WHAT TO PRODUCE →
All entries are to be given again verbatim.
>> BEGIN
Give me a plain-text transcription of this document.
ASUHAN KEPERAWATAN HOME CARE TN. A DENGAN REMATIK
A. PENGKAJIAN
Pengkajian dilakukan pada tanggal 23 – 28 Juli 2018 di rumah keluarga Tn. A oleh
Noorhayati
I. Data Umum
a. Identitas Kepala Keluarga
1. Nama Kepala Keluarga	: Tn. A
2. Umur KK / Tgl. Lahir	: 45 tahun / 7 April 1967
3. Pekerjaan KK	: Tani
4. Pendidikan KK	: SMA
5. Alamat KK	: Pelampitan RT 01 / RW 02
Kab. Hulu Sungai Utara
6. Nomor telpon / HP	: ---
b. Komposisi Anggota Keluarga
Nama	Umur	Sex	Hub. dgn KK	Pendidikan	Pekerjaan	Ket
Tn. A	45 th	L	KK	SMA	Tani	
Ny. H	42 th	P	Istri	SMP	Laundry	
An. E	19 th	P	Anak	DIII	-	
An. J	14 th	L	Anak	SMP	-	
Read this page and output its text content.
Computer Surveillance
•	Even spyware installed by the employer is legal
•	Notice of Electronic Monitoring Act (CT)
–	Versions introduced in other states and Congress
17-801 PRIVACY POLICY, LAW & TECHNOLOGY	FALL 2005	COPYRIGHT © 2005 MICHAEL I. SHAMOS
>> END
IN RESPONSE →
Give me a plain-text transcription of this document.
ASUHAN KEPERAWATAN HOME CARE TN. A DENGAN REMATIK
A. PENGKAJIAN
Pengkajian dilakukan pada tanggal 23 – 28 Juli 2018 di rumah keluarga Tn. A oleh
Noorhayati
I. Data Umum
a. Identitas Kepala Keluarga
1. Nama Kepala Keluarga	: Tn. A
2. Umur KK / Tgl. Lahir	: 45 tahun / 7 April 1967
3. Pekerjaan KK	: Tani
4. Pendidikan KK	: SMA
5. Alamat KK	: Pelampitan RT 01 / RW 02
Kab. Hulu Sungai Utara
6. Nomor telpon / HP	: ---
b. Komposisi Anggota Keluarga
Nama	Umur	Sex	Hub. dgn KK	Pendidikan	Pekerjaan	Ket
Tn. A	45 th	L	KK	SMA	Tani	
Ny. H	42 th	P	Istri	SMP	Laundry	
An. E	19 th	P	Anak	DIII	-	
An. J	14 th	L	Anak	SMP	-	
Read this page and output its text content.
Computer Surveillance
•	Even spyware installed by the employer is legal
•	Notice of Electronic Monitoring Act (CT)
–	Versions introduced in other states and Congress
17-801 PRIVACY POLICY, LAW & TECHNOLOGY	FALL 2005	COPYRIGHT © 2005 MICHAEL I. SHAMOS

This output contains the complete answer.